- Requirement: Locate every line in the records below that holds the word "document" and return each one.

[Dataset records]
--- start ---
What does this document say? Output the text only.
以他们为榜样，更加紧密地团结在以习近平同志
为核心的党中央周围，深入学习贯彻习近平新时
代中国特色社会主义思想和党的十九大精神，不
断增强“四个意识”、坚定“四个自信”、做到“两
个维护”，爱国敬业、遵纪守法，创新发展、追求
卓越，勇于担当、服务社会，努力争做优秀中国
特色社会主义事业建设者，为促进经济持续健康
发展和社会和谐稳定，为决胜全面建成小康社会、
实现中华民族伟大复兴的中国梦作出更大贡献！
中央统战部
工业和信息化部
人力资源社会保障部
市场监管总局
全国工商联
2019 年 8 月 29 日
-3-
--- end ---
--- start ---
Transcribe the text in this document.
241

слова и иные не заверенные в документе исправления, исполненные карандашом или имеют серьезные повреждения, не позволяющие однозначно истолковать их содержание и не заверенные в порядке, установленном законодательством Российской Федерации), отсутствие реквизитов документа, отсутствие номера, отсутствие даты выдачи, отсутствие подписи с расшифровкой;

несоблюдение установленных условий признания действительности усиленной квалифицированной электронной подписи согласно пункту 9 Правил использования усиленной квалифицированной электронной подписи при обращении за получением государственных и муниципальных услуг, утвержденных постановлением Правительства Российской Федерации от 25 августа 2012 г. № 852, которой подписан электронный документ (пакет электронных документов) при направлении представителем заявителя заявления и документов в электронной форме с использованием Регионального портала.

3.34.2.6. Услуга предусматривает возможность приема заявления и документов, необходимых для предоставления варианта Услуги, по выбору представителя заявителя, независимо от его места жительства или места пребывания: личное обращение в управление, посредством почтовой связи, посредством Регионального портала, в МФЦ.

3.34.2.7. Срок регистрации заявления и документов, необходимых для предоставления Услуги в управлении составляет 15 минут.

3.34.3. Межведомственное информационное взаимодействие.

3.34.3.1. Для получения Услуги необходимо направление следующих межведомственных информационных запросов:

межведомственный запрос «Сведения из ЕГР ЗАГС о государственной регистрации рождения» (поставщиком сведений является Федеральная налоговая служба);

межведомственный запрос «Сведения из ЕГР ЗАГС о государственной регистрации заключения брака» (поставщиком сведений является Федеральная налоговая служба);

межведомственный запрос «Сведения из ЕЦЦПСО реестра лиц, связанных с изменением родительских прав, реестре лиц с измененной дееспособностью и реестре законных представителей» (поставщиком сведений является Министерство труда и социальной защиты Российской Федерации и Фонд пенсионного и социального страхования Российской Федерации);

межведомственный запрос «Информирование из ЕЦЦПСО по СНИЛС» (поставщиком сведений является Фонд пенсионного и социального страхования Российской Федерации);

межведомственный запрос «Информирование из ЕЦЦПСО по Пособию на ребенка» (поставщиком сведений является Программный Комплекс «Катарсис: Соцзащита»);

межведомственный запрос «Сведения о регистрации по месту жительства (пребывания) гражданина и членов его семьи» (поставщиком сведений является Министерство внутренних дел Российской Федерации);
--- end ---
--- start ---
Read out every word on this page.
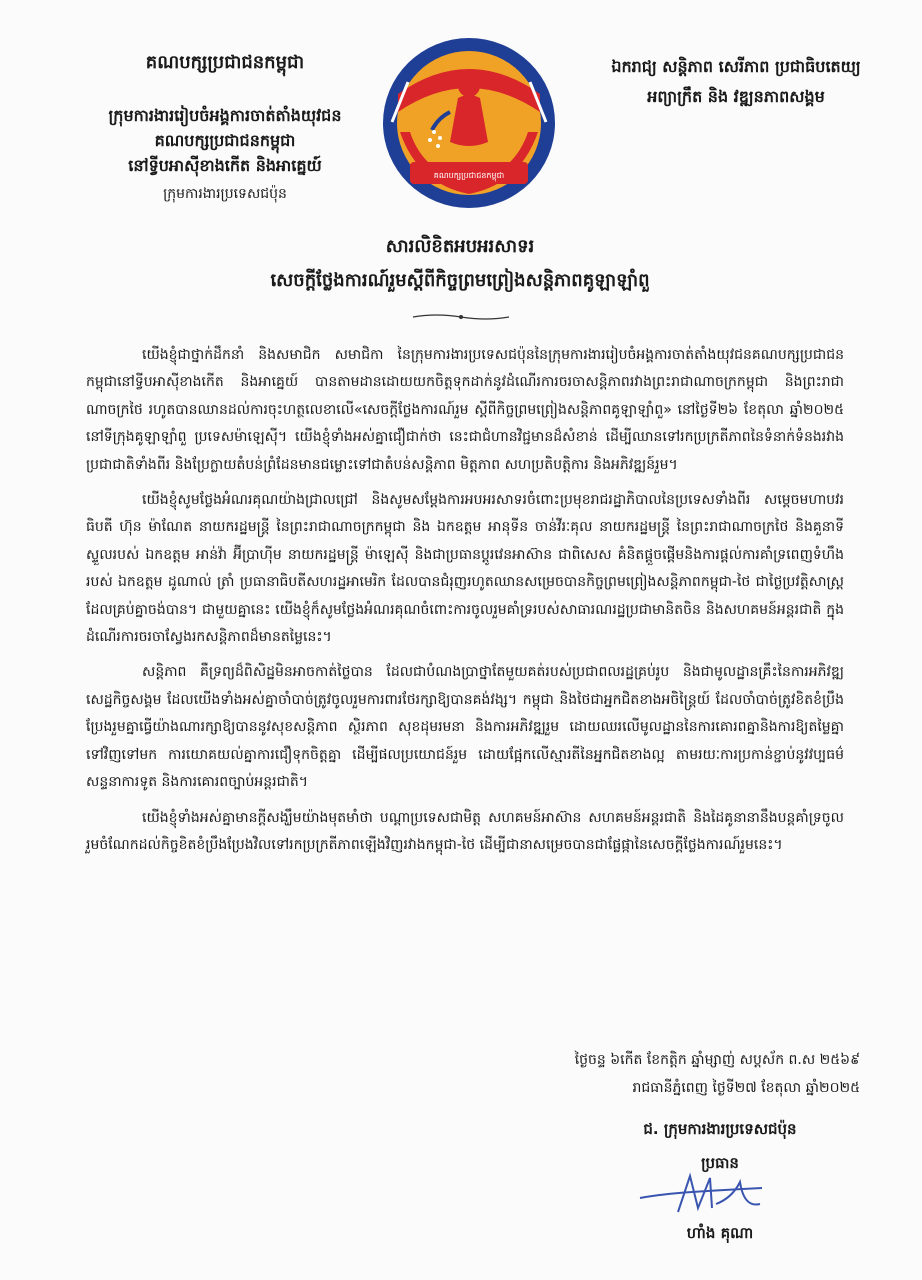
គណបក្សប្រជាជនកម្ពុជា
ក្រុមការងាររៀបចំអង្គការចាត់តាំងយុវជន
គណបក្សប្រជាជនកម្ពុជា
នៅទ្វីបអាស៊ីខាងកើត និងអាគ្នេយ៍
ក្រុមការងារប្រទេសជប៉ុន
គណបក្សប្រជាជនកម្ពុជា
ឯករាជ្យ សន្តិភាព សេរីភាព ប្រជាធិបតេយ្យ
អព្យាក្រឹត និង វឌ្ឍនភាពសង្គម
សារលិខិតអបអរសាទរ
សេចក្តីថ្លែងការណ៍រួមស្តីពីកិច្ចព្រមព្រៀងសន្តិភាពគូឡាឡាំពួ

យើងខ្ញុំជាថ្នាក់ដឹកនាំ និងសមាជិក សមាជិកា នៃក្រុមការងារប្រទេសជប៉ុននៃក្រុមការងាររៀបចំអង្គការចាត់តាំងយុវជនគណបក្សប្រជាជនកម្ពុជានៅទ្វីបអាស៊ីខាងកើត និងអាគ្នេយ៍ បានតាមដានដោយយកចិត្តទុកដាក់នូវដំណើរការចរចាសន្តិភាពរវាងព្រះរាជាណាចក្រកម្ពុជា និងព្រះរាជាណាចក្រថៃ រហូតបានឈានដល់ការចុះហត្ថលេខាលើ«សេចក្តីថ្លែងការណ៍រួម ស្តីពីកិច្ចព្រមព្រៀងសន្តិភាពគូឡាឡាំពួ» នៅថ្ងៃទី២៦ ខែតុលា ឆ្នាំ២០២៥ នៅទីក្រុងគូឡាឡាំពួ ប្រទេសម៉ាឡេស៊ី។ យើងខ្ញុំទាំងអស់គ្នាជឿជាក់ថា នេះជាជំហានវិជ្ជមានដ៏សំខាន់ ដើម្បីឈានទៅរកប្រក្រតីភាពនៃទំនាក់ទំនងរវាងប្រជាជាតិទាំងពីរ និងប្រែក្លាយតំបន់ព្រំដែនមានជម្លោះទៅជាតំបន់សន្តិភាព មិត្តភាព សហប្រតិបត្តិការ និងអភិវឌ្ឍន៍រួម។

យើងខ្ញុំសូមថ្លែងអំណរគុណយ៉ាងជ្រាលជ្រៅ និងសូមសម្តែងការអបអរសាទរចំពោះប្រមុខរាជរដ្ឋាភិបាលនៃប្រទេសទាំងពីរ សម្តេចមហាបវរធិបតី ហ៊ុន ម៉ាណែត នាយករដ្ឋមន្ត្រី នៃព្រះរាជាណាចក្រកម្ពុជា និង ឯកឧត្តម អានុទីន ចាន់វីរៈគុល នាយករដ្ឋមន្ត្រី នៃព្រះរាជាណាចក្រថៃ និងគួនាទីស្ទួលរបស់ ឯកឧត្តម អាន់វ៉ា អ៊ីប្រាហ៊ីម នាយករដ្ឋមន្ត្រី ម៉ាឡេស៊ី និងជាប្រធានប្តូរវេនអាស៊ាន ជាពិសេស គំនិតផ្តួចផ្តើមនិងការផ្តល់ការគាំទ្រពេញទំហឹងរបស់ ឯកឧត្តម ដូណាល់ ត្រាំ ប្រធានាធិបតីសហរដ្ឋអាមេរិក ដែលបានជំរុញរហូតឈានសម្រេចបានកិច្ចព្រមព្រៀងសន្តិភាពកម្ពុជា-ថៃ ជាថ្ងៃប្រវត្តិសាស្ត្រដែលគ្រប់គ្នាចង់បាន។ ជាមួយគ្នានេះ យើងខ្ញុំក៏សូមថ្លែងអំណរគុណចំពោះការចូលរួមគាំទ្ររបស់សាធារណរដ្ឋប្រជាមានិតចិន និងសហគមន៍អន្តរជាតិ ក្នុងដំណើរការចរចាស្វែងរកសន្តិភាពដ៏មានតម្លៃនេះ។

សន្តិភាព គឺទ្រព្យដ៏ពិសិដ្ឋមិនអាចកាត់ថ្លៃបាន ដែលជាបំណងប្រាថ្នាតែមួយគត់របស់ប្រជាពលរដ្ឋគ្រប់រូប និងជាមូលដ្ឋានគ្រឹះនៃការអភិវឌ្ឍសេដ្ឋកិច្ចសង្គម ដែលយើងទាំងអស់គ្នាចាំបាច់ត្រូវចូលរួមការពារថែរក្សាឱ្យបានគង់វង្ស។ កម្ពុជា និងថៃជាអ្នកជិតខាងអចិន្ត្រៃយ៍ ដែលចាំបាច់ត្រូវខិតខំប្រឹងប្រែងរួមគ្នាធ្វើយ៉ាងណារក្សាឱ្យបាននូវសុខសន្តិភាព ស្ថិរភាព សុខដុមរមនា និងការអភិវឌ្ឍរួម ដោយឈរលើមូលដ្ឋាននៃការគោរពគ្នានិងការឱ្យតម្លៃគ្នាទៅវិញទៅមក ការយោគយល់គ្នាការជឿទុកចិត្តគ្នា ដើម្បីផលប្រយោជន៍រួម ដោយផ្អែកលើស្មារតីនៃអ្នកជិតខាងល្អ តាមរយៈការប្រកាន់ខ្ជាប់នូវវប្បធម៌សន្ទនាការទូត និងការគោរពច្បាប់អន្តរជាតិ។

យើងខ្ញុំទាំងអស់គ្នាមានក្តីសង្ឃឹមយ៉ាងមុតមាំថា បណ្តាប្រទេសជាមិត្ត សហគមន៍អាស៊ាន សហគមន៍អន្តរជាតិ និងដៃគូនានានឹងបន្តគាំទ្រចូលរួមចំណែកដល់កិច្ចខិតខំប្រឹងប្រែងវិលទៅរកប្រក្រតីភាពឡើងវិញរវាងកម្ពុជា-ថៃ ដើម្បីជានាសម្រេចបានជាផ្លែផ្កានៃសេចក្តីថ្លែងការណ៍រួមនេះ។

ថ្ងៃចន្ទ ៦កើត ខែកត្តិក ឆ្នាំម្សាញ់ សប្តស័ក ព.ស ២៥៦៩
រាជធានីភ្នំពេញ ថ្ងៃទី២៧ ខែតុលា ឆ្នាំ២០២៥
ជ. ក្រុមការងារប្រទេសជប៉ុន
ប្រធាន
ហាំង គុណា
--- end ---
- Written answer:
What does this document say? Output the text only.
Transcribe the text in this document.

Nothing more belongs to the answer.